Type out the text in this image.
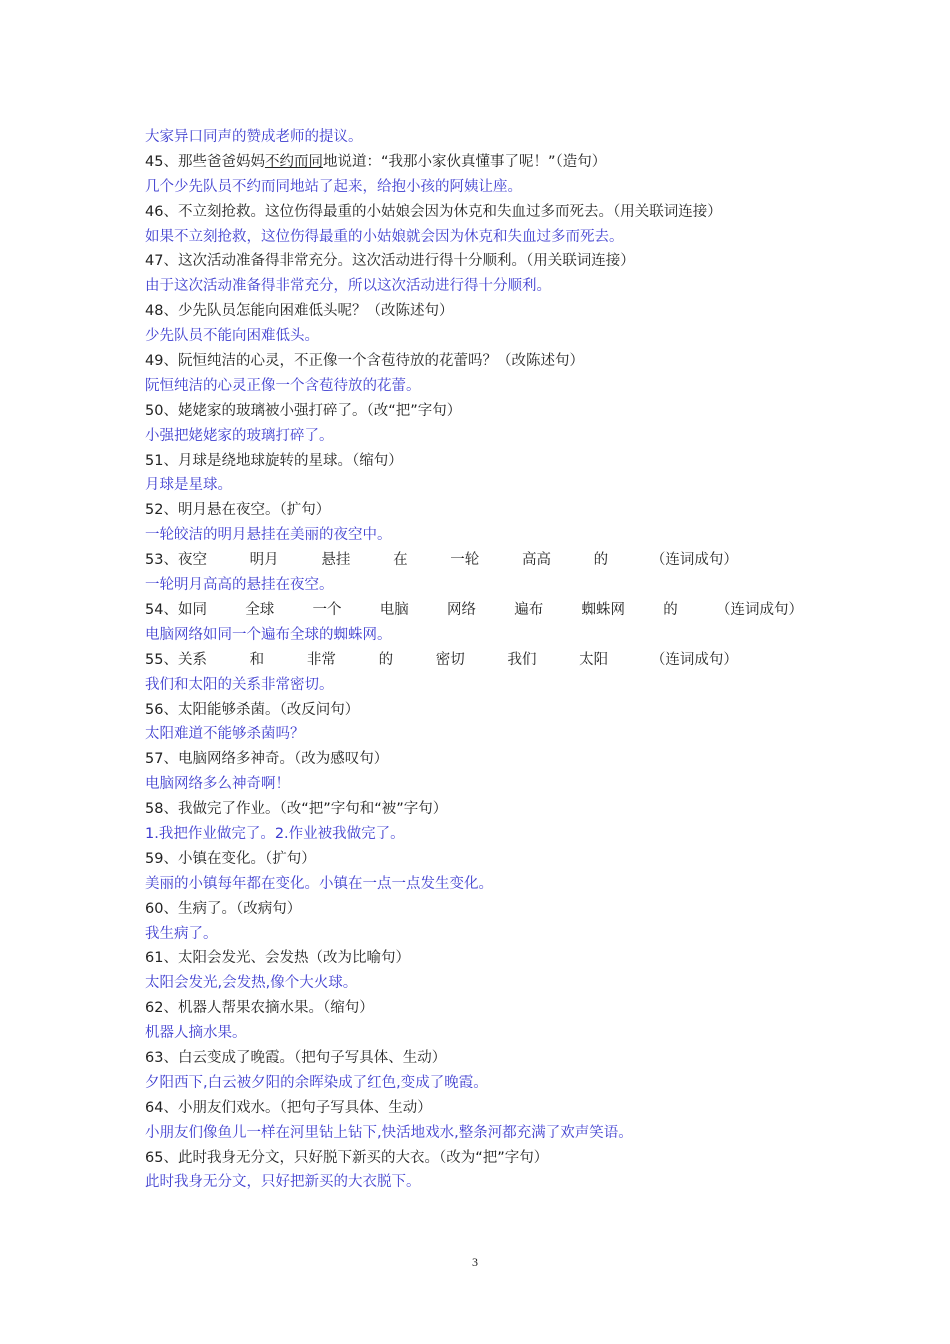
大家异口同声的赞成老师的提议。
45、那些爸爸妈妈不约而同地说道：“我那小家伙真懂事了呢！”（造句）
几个少先队员不约而同地站了起来，给抱小孩的阿姨让座。
46、不立刻抢救。这位伤得最重的小姑娘会因为休克和失血过多而死去。（用关联词连接）
如果不立刻抢救，这位伤得最重的小姑娘就会因为休克和失血过多而死去。
47、这次活动准备得非常充分。这次活动进行得十分顺利。（用关联词连接）
由于这次活动准备得非常充分，所以这次活动进行得十分顺利。
48、少先队员怎能向困难低头呢？（改陈述句）
少先队员不能向困难低头。
49、阮恒纯洁的心灵，不正像一个含苞待放的花蕾吗？（改陈述句）
阮恒纯洁的心灵正像一个含苞待放的花蕾。
50、姥姥家的玻璃被小强打碎了。（改“把”字句）
小强把姥姥家的玻璃打碎了。
51、月球是绕地球旋转的星球。（缩句）
月球是星球。
52、明月悬在夜空。（扩句）
一轮皎洁的明月悬挂在美丽的夜空中。
53、 夜空	明月	悬挂	在	一轮	高高	的	（连词成句）
一轮明月高高的悬挂在夜空。
54、 如同	全球	一个	电脑	网络	遍布	蜘蛛网	的	（连词成句）
电脑网络如同一个遍布全球的蜘蛛网。
55、 关系	和	非常	的	密切	我们	太阳	（连词成句）
我们和太阳的关系非常密切。
56、太阳能够杀菌。（改反问句）
太阳难道不能够杀菌吗？
57、电脑网络多神奇。（改为感叹句）
电脑网络多么神奇啊！
58、我做完了作业。（改“把”字句和“被”字句）
1.我把作业做完了。2.作业被我做完了。
59、小镇在变化。（扩句）
美丽的小镇每年都在变化。小镇在一点一点发生变化。
60、生病了。（改病句）
我生病了。
61、太阳会发光、会发热（改为比喻句）
太阳会发光,会发热,像个大火球。
62、机器人帮果农摘水果。（缩句）
机器人摘水果。
63、白云变成了晚霞。（把句子写具体、生动）
夕阳西下,白云被夕阳的余晖染成了红色,变成了晚霞。
64、小朋友们戏水。（把句子写具体、生动）
小朋友们像鱼儿一样在河里钻上钻下,快活地戏水,整条河都充满了欢声笑语。
65、此时我身无分文，只好脱下新买的大衣。（改为“把”字句）
此时我身无分文，只好把新买的大衣脱下。
3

○ ○ ○

Omit the pictures. Output every record above word for word.

Complete output:
Type out the text in this image.
大家异口同声的赞成老师的提议。
45、那些爸爸妈妈不约而同地说道：“我那小家伙真懂事了呢！”（造句）
几个少先队员不约而同地站了起来，给抱小孩的阿姨让座。
46、不立刻抢救。这位伤得最重的小姑娘会因为休克和失血过多而死去。（用关联词连接）
如果不立刻抢救，这位伤得最重的小姑娘就会因为休克和失血过多而死去。
47、这次活动准备得非常充分。这次活动进行得十分顺利。（用关联词连接）
由于这次活动准备得非常充分，所以这次活动进行得十分顺利。
48、少先队员怎能向困难低头呢？（改陈述句）
少先队员不能向困难低头。
49、阮恒纯洁的心灵，不正像一个含苞待放的花蕾吗？（改陈述句）
阮恒纯洁的心灵正像一个含苞待放的花蕾。
50、姥姥家的玻璃被小强打碎了。（改“把”字句）
小强把姥姥家的玻璃打碎了。
51、月球是绕地球旋转的星球。（缩句）
月球是星球。
52、明月悬在夜空。（扩句）
一轮皎洁的明月悬挂在美丽的夜空中。
53、 夜空	明月	悬挂	在	一轮	高高	的	（连词成句）
一轮明月高高的悬挂在夜空。
54、 如同	全球	一个	电脑	网络	遍布	蜘蛛网	的	（连词成句）
电脑网络如同一个遍布全球的蜘蛛网。
55、 关系	和	非常	的	密切	我们	太阳	（连词成句）
我们和太阳的关系非常密切。
56、太阳能够杀菌。（改反问句）
太阳难道不能够杀菌吗？
57、电脑网络多神奇。（改为感叹句）
电脑网络多么神奇啊！
58、我做完了作业。（改“把”字句和“被”字句）
1.我把作业做完了。2.作业被我做完了。
59、小镇在变化。（扩句）
美丽的小镇每年都在变化。小镇在一点一点发生变化。
60、生病了。（改病句）
我生病了。
61、太阳会发光、会发热（改为比喻句）
太阳会发光,会发热,像个大火球。
62、机器人帮果农摘水果。（缩句）
机器人摘水果。
63、白云变成了晚霞。（把句子写具体、生动）
夕阳西下,白云被夕阳的余晖染成了红色,变成了晚霞。
64、小朋友们戏水。（把句子写具体、生动）
小朋友们像鱼儿一样在河里钻上钻下,快活地戏水,整条河都充满了欢声笑语。
65、此时我身无分文，只好脱下新买的大衣。（改为“把”字句）
此时我身无分文，只好把新买的大衣脱下。
3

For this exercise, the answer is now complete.